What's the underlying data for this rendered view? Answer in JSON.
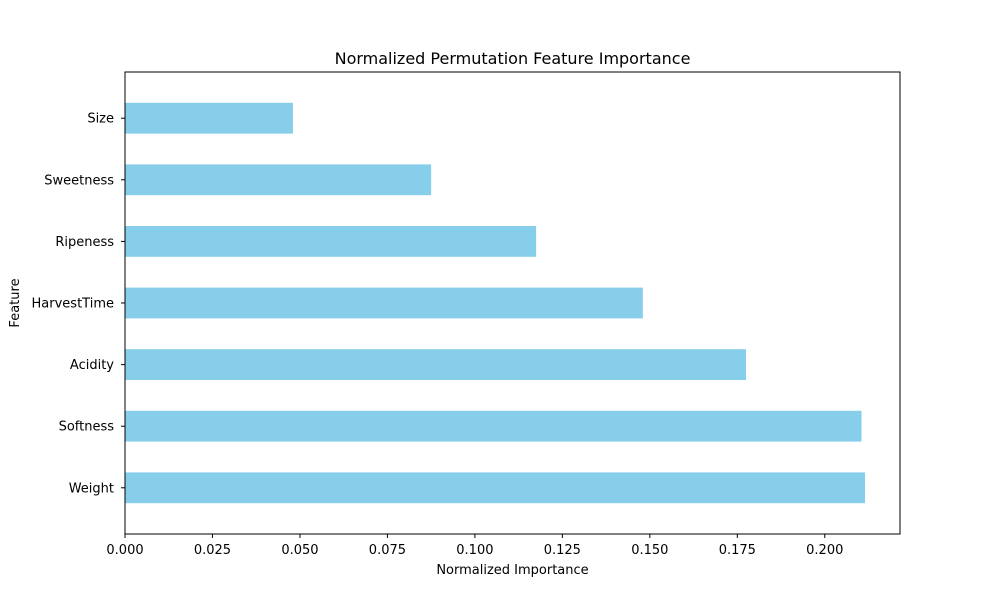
{
  "chart_data": {
    "type": "bar",
    "orientation": "horizontal",
    "title": "Normalized Permutation Feature Importance",
    "xlabel": "Normalized Importance",
    "ylabel": "Feature",
    "categories": [
      "Weight",
      "Softness",
      "Acidity",
      "HarvestTime",
      "Ripeness",
      "Sweetness",
      "Size"
    ],
    "values": [
      0.2115,
      0.2105,
      0.1775,
      0.148,
      0.1175,
      0.0875,
      0.048
    ],
    "xlim": [
      0,
      0.2215
    ],
    "xticks": [
      0.0,
      0.025,
      0.05,
      0.075,
      0.1,
      0.125,
      0.15,
      0.175,
      0.2
    ],
    "xtick_labels": [
      "0.000",
      "0.025",
      "0.050",
      "0.075",
      "0.100",
      "0.125",
      "0.150",
      "0.175",
      "0.200"
    ],
    "grid": false,
    "legend": "none",
    "bar_color": "#87ceeb"
  }
}
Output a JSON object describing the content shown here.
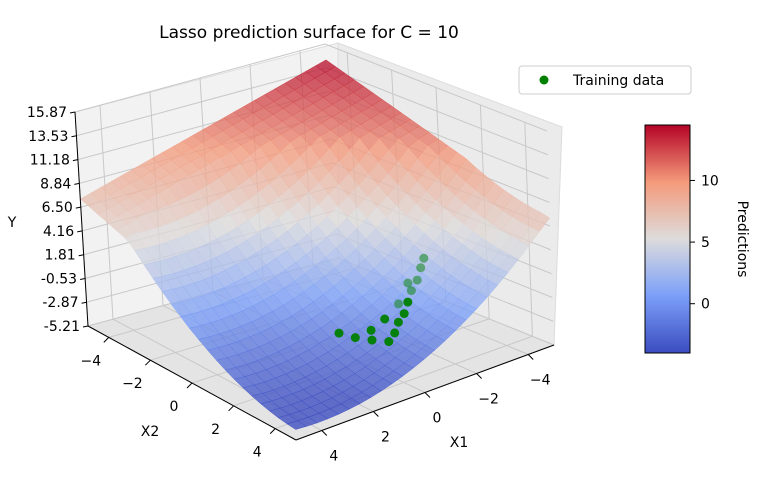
{
  "chart_data": {
    "type": "surface-3d",
    "title": "Lasso prediction surface for C = 10",
    "xlabel": "X1",
    "ylabel": "X2",
    "zlabel": "Y",
    "x_ticks": [
      "−4",
      "−2",
      "0",
      "2",
      "4"
    ],
    "y_ticks": [
      "−4",
      "−2",
      "0",
      "2",
      "4"
    ],
    "z_ticks": [
      "15.87",
      "13.53",
      "11.18",
      "8.84",
      "6.50",
      "4.16",
      "1.81",
      "-0.53",
      "-2.87",
      "-5.21"
    ],
    "zlim": [
      -5.21,
      15.87
    ],
    "surface_corners": [
      {
        "x1": 5,
        "x2": -5,
        "y": 7.3
      },
      {
        "x1": -5,
        "x2": -5,
        "y": 14.3
      },
      {
        "x1": -5,
        "x2": 5,
        "y": 7.3
      },
      {
        "x1": 5,
        "x2": 5,
        "y": 0.0
      }
    ],
    "surface_min": {
      "x1": 1.5,
      "x2": 3.0,
      "y": -3.5
    },
    "training_points": [
      {
        "x1": 1.0,
        "x2": 3.0,
        "y": -0.9
      },
      {
        "x1": 0.6,
        "x2": 3.3,
        "y": -1.2
      },
      {
        "x1": 0.2,
        "x2": 3.6,
        "y": -1.4
      },
      {
        "x1": -0.2,
        "x2": 3.4,
        "y": -1.1
      },
      {
        "x1": -0.6,
        "x2": 3.1,
        "y": -0.7
      },
      {
        "x1": -1.0,
        "x2": 2.9,
        "y": -0.4
      },
      {
        "x1": -1.4,
        "x2": 2.6,
        "y": 0.1
      },
      {
        "x1": -1.8,
        "x2": 2.3,
        "y": 0.6
      },
      {
        "x1": -2.2,
        "x2": 2.1,
        "y": 1.1
      },
      {
        "x1": -2.6,
        "x2": 1.8,
        "y": 1.7
      },
      {
        "x1": 1.3,
        "x2": 2.6,
        "y": -0.6
      },
      {
        "x1": 0.3,
        "x2": 2.9,
        "y": -0.9
      },
      {
        "x1": -0.4,
        "x2": 2.7,
        "y": -0.6
      },
      {
        "x1": -1.2,
        "x2": 2.4,
        "y": -0.1
      },
      {
        "x1": -2.0,
        "x2": 1.9,
        "y": 0.8
      },
      {
        "x1": -2.9,
        "x2": 1.6,
        "y": 2.2
      }
    ],
    "legend": {
      "label": "Training data",
      "position": "top-right",
      "marker_color": "#008000"
    },
    "colorbar": {
      "label": "Predictions",
      "ticks": [
        "0",
        "5",
        "10"
      ],
      "tick_values": [
        0,
        5,
        10
      ],
      "range": [
        -4.0,
        14.5
      ]
    },
    "colormap": "coolwarm",
    "grid": true
  }
}
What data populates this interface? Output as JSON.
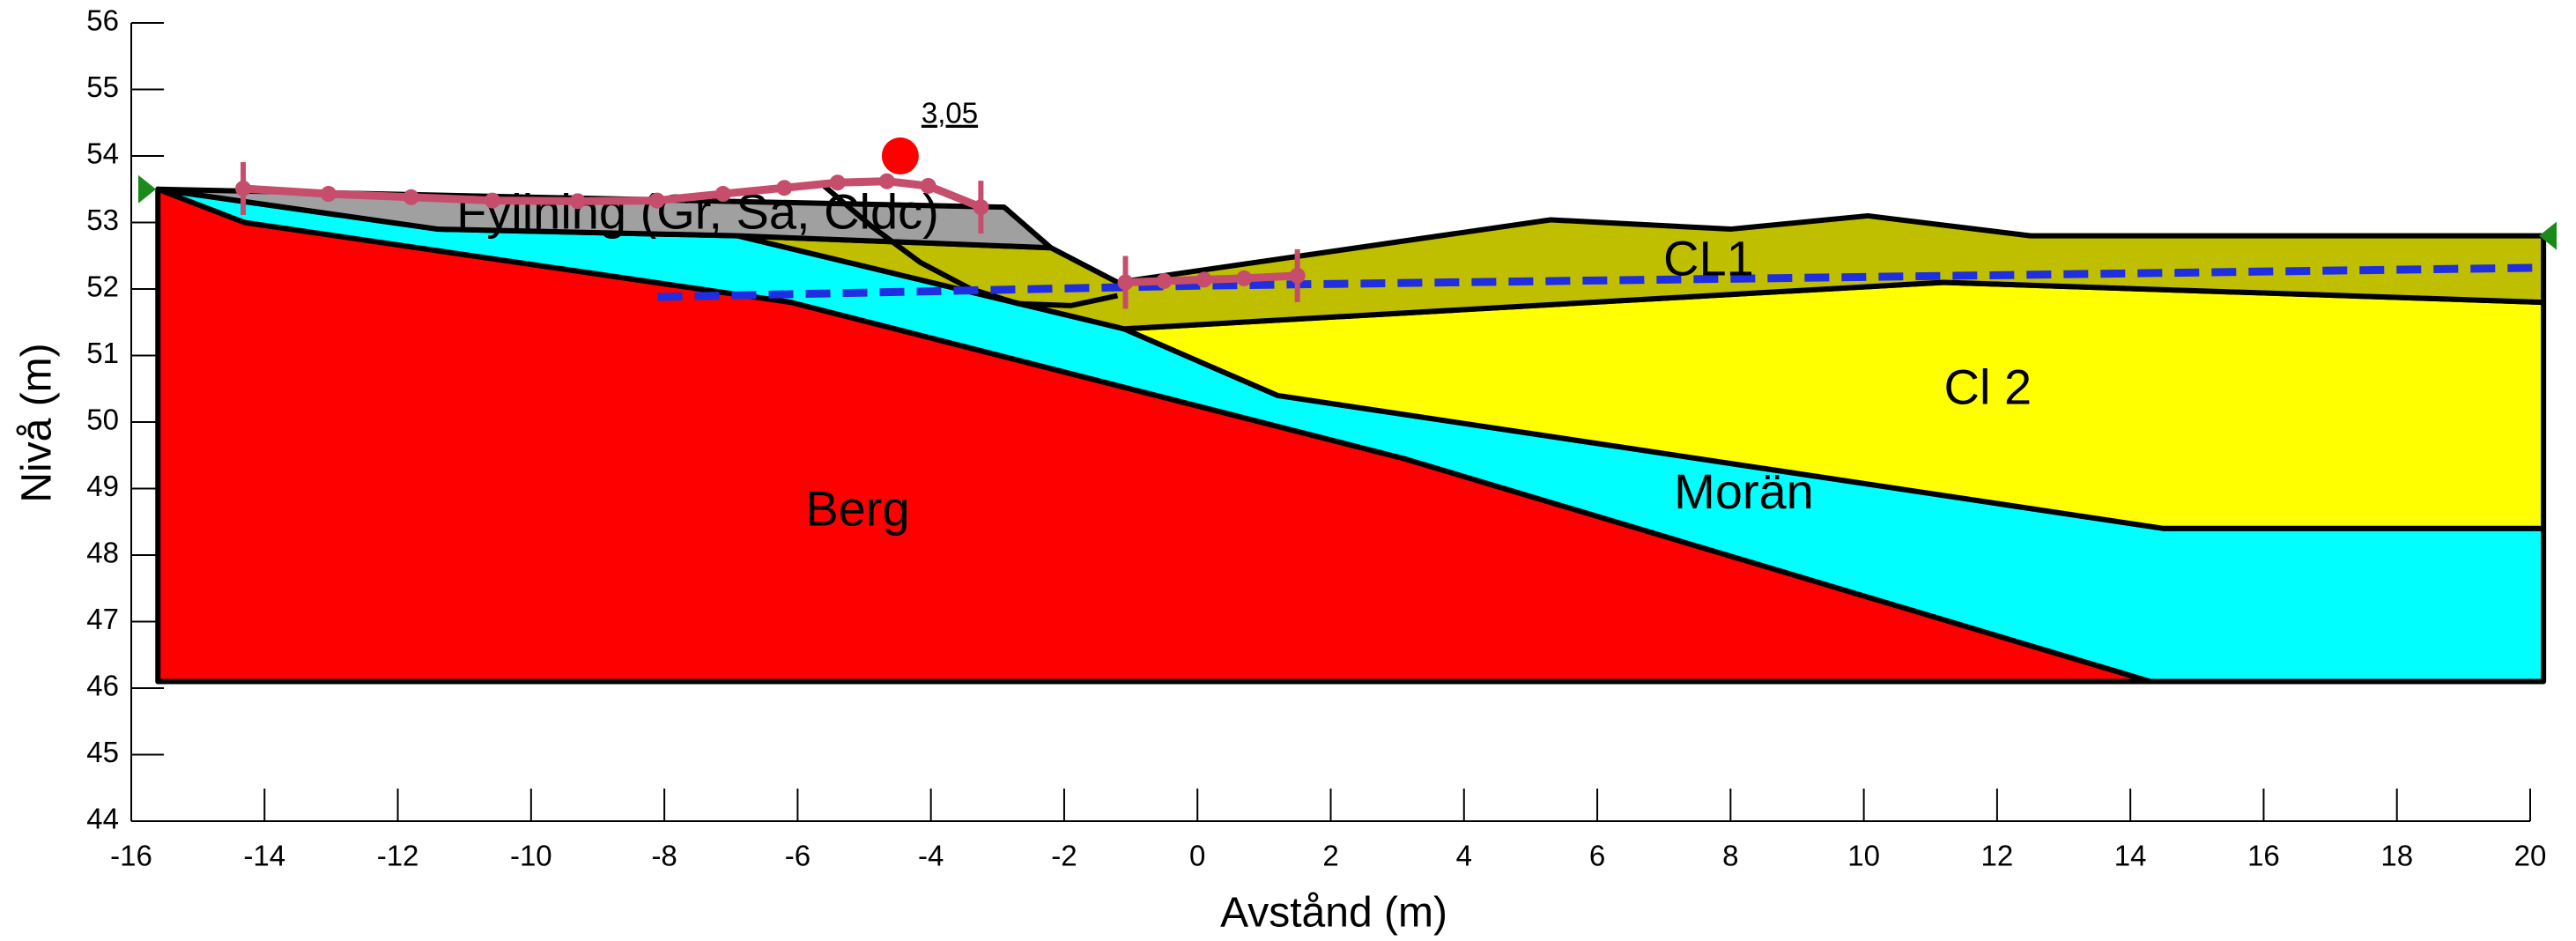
{
  "chart_data": {
    "type": "cross-section",
    "xlabel": "Avstånd (m)",
    "ylabel": "Nivå (m)",
    "xlim": [
      -16,
      20
    ],
    "ylim": [
      44,
      56
    ],
    "xticks": [
      -16,
      -14,
      -12,
      -10,
      -8,
      -6,
      -4,
      -2,
      0,
      2,
      4,
      6,
      8,
      10,
      12,
      14,
      16,
      18,
      20
    ],
    "yticks": [
      44,
      45,
      46,
      47,
      48,
      49,
      50,
      51,
      52,
      53,
      54,
      55,
      56
    ],
    "regions": [
      {
        "name": "Berg",
        "color": "#ff0000",
        "x": [
          -15.6,
          -14.3,
          -6.1,
          3.1,
          14.3,
          -15.6
        ],
        "y": [
          53.5,
          53.0,
          51.8,
          49.45,
          46.1,
          46.1
        ]
      },
      {
        "name": "Morän",
        "color": "#00ffff",
        "x": [
          -15.6,
          -11.4,
          -6.9,
          -1.1,
          1.2,
          14.5,
          20.2,
          20.2,
          14.3,
          3.1,
          -6.1,
          -14.3
        ],
        "y": [
          53.5,
          52.9,
          52.8,
          51.4,
          50.4,
          48.4,
          48.4,
          46.1,
          46.1,
          49.45,
          51.8,
          53.0
        ]
      },
      {
        "name": "Cl 2",
        "color": "#ffff00",
        "x": [
          -1.1,
          11.2,
          20.2,
          20.2,
          14.5,
          1.2
        ],
        "y": [
          51.4,
          52.1,
          51.8,
          48.4,
          48.4,
          50.4
        ]
      },
      {
        "name": "CL1",
        "color": "#bfbf00",
        "x": [
          -6.9,
          -2.2,
          -1.2,
          5.3,
          8.0,
          10.06,
          12.5,
          20.2,
          20.2,
          11.2,
          -1.1
        ],
        "y": [
          52.8,
          52.62,
          52.1,
          53.04,
          52.9,
          53.1,
          52.8,
          52.8,
          51.8,
          52.1,
          51.4
        ]
      },
      {
        "name": "Fyllning (Gr, Sa, Cldc)",
        "color": "#a0a0a0",
        "x": [
          -15.6,
          -2.9,
          -2.2,
          -6.9,
          -11.4
        ],
        "y": [
          53.5,
          53.23,
          52.62,
          52.8,
          52.9
        ]
      }
    ],
    "water_table": {
      "color": "#1f2ee0",
      "x": [
        -8.1,
        0,
        10,
        20.2
      ],
      "y": [
        51.88,
        52.05,
        52.18,
        52.32
      ]
    },
    "slip_surface": {
      "x": [
        -5.64,
        -4.9,
        -4.16,
        -3.4,
        -2.69,
        -1.9,
        -1.2
      ],
      "y": [
        53.58,
        52.95,
        52.4,
        52.0,
        51.78,
        51.75,
        51.9
      ]
    },
    "entry": {
      "color": "#c64d6b",
      "x": [
        -14.32,
        -13.04,
        -11.8,
        -10.58,
        -9.3,
        -8.11,
        -7.12,
        -6.2,
        -5.4,
        -4.66,
        -4.04,
        -3.25
      ],
      "y": [
        53.51,
        53.43,
        53.38,
        53.33,
        53.32,
        53.33,
        53.43,
        53.52,
        53.6,
        53.62,
        53.55,
        53.23
      ]
    },
    "exit": {
      "color": "#c64d6b",
      "x": [
        -1.08,
        -0.5,
        0.1,
        0.7,
        1.5
      ],
      "y": [
        52.1,
        52.12,
        52.14,
        52.16,
        52.2
      ]
    },
    "critical": {
      "x": -4.46,
      "y": 54.0,
      "color": "#ff0000",
      "fos": {
        "value": 3.05,
        "label": "3,05"
      }
    }
  }
}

* * * * * * *

* _Exercise directions_
Determine the number of lines in the records that include the string "title", and respond with that number only.

* _Solution for this problem_
2